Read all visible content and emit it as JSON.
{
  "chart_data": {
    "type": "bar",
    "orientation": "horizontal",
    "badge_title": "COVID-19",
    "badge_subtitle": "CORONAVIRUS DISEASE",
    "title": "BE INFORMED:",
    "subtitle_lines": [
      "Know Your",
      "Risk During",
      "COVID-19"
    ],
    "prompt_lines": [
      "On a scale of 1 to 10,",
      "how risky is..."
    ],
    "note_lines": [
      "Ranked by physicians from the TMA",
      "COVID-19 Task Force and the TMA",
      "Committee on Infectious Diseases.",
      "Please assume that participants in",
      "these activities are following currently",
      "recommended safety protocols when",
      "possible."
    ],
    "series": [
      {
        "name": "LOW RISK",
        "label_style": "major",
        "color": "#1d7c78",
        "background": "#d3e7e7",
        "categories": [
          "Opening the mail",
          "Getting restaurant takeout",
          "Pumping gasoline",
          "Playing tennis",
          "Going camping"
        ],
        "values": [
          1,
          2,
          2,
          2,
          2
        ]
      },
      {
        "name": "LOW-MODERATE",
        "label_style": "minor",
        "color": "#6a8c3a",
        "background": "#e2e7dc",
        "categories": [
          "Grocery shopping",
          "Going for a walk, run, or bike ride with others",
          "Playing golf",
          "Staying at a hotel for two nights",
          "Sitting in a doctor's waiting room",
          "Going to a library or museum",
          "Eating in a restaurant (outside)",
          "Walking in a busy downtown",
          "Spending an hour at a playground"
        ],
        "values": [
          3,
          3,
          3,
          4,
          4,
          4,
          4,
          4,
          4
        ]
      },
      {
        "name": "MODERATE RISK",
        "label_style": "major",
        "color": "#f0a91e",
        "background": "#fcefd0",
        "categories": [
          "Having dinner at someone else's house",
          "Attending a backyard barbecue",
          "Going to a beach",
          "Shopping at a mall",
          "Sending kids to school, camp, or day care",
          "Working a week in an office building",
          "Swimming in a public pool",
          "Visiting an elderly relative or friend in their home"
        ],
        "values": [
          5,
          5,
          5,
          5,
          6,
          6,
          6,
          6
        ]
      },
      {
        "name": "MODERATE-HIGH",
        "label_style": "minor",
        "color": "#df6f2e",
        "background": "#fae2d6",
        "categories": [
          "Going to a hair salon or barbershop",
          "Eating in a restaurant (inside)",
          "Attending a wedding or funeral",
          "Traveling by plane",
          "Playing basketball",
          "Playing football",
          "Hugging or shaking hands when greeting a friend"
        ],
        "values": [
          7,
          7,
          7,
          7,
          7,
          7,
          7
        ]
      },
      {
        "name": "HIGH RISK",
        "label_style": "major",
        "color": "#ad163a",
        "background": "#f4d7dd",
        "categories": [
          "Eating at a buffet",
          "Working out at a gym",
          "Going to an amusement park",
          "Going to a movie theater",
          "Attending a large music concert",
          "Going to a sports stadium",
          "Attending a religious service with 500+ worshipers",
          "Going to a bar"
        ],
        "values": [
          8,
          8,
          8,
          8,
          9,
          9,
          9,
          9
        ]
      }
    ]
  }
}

● ● ● ● ●

→ What is being asked
Copy out each line of the records character for character.

→ Expected answer
Read all visible content and emit it as JSON.
{
  "chart_data": {
    "type": "bar",
    "orientation": "horizontal",
    "badge_title": "COVID-19",
    "badge_subtitle": "CORONAVIRUS DISEASE",
    "title": "BE INFORMED:",
    "subtitle_lines": [
      "Know Your",
      "Risk During",
      "COVID-19"
    ],
    "prompt_lines": [
      "On a scale of 1 to 10,",
      "how risky is..."
    ],
    "note_lines": [
      "Ranked by physicians from the TMA",
      "COVID-19 Task Force and the TMA",
      "Committee on Infectious Diseases.",
      "Please assume that participants in",
      "these activities are following currently",
      "recommended safety protocols when",
      "possible."
    ],
    "series": [
      {
        "name": "LOW RISK",
        "label_style": "major",
        "color": "#1d7c78",
        "background": "#d3e7e7",
        "categories": [
          "Opening the mail",
          "Getting restaurant takeout",
          "Pumping gasoline",
          "Playing tennis",
          "Going camping"
        ],
        "values": [
          1,
          2,
          2,
          2,
          2
        ]
      },
      {
        "name": "LOW-MODERATE",
        "label_style": "minor",
        "color": "#6a8c3a",
        "background": "#e2e7dc",
        "categories": [
          "Grocery shopping",
          "Going for a walk, run, or bike ride with others",
          "Playing golf",
          "Staying at a hotel for two nights",
          "Sitting in a doctor's waiting room",
          "Going to a library or museum",
          "Eating in a restaurant (outside)",
          "Walking in a busy downtown",
          "Spending an hour at a playground"
        ],
        "values": [
          3,
          3,
          3,
          4,
          4,
          4,
          4,
          4,
          4
        ]
      },
      {
        "name": "MODERATE RISK",
        "label_style": "major",
        "color": "#f0a91e",
        "background": "#fcefd0",
        "categories": [
          "Having dinner at someone else's house",
          "Attending a backyard barbecue",
          "Going to a beach",
          "Shopping at a mall",
          "Sending kids to school, camp, or day care",
          "Working a week in an office building",
          "Swimming in a public pool",
          "Visiting an elderly relative or friend in their home"
        ],
        "values": [
          5,
          5,
          5,
          5,
          6,
          6,
          6,
          6
        ]
      },
      {
        "name": "MODERATE-HIGH",
        "label_style": "minor",
        "color": "#df6f2e",
        "background": "#fae2d6",
        "categories": [
          "Going to a hair salon or barbershop",
          "Eating in a restaurant (inside)",
          "Attending a wedding or funeral",
          "Traveling by plane",
          "Playing basketball",
          "Playing football",
          "Hugging or shaking hands when greeting a friend"
        ],
        "values": [
          7,
          7,
          7,
          7,
          7,
          7,
          7
        ]
      },
      {
        "name": "HIGH RISK",
        "label_style": "major",
        "color": "#ad163a",
        "background": "#f4d7dd",
        "categories": [
          "Eating at a buffet",
          "Working out at a gym",
          "Going to an amusement park",
          "Going to a movie theater",
          "Attending a large music concert",
          "Going to a sports stadium",
          "Attending a religious service with 500+ worshipers",
          "Going to a bar"
        ],
        "values": [
          8,
          8,
          8,
          8,
          9,
          9,
          9,
          9
        ]
      }
    ]
  }
}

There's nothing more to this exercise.